>>>>>

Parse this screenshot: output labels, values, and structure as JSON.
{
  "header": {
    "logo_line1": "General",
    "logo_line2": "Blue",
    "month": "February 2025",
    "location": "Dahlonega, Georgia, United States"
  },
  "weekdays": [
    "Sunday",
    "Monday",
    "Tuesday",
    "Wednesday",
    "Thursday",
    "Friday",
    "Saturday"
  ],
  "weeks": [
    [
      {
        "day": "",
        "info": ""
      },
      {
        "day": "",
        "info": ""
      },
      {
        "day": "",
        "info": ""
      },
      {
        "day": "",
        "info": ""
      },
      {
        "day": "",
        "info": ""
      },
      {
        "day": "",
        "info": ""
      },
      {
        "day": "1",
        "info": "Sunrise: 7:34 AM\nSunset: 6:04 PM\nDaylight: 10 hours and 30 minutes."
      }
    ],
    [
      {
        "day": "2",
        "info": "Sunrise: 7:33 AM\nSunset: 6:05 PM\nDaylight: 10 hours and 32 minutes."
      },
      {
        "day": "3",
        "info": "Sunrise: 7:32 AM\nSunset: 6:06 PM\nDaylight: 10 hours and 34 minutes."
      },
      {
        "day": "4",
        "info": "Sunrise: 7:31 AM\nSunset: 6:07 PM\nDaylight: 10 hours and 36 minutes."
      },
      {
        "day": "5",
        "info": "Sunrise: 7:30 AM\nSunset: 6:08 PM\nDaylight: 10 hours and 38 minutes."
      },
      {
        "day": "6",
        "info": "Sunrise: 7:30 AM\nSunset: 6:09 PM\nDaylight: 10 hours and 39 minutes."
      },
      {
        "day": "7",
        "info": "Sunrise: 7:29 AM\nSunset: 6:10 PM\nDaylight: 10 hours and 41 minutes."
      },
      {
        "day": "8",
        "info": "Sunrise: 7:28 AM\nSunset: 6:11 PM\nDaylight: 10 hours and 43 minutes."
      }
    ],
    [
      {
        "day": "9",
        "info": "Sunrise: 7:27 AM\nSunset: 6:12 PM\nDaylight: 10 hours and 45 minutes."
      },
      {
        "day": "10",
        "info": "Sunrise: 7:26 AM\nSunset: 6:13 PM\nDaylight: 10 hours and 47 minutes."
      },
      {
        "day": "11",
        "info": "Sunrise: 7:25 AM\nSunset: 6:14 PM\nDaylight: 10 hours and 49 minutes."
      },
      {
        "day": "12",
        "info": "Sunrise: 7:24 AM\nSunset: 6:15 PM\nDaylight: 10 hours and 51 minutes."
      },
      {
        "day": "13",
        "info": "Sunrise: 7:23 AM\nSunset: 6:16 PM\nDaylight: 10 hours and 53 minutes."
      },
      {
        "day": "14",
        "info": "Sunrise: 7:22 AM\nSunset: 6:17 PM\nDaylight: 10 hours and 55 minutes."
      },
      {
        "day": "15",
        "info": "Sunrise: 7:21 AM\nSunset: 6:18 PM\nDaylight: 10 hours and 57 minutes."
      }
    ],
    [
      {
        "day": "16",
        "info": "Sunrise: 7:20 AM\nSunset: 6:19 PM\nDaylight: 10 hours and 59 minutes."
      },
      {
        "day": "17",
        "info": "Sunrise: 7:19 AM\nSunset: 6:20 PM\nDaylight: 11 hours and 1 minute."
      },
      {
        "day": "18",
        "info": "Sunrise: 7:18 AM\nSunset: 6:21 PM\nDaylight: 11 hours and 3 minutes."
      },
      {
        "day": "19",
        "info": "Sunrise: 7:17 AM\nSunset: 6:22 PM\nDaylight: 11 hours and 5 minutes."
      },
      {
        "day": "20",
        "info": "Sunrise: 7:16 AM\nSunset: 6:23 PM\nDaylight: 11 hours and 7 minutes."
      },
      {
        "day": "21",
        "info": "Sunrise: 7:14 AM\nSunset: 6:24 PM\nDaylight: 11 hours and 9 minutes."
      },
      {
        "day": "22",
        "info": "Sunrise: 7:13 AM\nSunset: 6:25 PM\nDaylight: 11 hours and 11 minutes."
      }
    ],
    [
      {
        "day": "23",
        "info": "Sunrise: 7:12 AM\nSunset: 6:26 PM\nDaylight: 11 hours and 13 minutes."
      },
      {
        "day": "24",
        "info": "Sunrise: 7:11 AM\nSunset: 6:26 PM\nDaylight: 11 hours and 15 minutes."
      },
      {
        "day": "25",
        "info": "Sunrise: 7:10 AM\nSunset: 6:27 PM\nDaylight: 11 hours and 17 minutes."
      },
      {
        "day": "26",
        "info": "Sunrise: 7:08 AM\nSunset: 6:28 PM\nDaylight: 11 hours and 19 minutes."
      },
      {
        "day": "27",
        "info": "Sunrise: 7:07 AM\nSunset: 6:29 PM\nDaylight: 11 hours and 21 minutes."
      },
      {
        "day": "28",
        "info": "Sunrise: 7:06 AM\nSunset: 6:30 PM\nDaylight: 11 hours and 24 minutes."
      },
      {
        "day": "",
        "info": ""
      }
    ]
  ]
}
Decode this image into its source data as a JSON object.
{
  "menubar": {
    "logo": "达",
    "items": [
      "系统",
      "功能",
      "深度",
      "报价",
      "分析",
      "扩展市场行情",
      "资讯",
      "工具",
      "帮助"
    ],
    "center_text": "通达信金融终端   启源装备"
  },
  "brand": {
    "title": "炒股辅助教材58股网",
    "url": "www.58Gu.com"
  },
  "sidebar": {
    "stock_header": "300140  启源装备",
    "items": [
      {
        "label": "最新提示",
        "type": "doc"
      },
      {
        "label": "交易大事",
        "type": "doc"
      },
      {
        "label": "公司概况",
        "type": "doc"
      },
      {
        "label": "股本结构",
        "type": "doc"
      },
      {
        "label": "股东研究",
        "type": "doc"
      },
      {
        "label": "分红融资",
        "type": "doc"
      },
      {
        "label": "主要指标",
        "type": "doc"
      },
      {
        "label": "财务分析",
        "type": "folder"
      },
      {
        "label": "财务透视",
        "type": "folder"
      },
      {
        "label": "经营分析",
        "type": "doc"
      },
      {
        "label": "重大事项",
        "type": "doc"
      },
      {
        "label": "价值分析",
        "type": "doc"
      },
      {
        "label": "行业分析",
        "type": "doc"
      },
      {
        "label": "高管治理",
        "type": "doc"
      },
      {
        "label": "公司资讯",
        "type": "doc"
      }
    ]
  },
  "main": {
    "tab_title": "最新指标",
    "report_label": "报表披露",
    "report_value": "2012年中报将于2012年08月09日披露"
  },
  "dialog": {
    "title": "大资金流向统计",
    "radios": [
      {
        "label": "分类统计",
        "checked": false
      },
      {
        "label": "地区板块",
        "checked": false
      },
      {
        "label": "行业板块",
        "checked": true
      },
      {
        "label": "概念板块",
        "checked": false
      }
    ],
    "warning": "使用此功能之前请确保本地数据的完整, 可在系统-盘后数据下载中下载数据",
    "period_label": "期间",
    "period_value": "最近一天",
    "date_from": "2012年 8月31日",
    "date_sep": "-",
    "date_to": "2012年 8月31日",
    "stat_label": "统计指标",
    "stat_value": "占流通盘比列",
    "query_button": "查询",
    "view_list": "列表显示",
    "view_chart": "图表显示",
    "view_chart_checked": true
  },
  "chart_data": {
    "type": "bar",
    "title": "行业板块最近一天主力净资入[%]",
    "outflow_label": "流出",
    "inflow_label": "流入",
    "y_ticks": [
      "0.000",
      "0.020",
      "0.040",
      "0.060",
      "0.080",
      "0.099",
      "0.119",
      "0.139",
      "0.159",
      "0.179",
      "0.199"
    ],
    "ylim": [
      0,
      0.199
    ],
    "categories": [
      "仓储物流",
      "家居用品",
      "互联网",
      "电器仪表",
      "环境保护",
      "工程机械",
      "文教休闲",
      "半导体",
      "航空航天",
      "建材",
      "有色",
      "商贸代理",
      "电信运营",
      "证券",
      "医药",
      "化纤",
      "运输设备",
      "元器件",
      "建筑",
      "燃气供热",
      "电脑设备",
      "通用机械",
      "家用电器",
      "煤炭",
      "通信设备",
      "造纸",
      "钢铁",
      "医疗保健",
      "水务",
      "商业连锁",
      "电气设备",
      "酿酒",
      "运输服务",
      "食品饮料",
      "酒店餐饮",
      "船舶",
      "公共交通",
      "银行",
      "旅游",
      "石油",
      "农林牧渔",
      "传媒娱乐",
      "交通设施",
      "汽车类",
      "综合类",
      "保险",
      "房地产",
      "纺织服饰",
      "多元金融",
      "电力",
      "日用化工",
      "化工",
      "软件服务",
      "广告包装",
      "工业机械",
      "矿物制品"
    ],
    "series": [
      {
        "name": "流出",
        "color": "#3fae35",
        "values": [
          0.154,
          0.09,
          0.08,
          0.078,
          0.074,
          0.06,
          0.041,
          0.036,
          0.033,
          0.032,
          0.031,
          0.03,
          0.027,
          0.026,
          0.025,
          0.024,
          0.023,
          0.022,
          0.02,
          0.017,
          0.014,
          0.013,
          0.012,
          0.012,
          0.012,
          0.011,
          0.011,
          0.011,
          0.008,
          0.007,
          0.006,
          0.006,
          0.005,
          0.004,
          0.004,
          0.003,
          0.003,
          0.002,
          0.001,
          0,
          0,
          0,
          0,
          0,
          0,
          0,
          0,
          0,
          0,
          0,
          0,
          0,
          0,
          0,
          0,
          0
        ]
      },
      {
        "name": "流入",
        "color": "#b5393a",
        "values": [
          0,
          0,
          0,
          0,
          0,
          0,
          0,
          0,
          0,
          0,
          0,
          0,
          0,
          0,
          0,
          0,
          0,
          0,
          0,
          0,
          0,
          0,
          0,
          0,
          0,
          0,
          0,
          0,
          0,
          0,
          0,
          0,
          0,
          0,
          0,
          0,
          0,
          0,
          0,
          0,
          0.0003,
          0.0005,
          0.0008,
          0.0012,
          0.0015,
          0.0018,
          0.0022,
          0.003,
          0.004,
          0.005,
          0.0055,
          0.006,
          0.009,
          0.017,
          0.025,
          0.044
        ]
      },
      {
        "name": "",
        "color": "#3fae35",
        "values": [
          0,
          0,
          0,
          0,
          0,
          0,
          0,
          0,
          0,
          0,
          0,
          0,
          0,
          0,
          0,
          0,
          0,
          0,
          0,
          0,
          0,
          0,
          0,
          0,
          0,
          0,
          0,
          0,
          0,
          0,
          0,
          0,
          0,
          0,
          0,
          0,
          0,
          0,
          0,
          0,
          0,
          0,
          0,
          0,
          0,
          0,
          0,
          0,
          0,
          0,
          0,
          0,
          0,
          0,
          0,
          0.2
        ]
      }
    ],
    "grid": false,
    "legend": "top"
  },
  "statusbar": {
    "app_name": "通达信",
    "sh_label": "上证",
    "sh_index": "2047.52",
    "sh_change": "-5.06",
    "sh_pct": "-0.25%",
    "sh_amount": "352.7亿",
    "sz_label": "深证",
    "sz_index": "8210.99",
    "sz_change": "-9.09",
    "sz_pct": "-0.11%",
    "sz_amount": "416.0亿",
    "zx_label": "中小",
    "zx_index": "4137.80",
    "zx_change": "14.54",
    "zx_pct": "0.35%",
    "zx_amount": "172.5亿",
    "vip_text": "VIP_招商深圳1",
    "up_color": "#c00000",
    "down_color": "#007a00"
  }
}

<<<<<

## Problem requirements
Every line in the data above that contains "true" needs to be copied.

## Answer to the task
        "checked": true
    "view_chart_checked": true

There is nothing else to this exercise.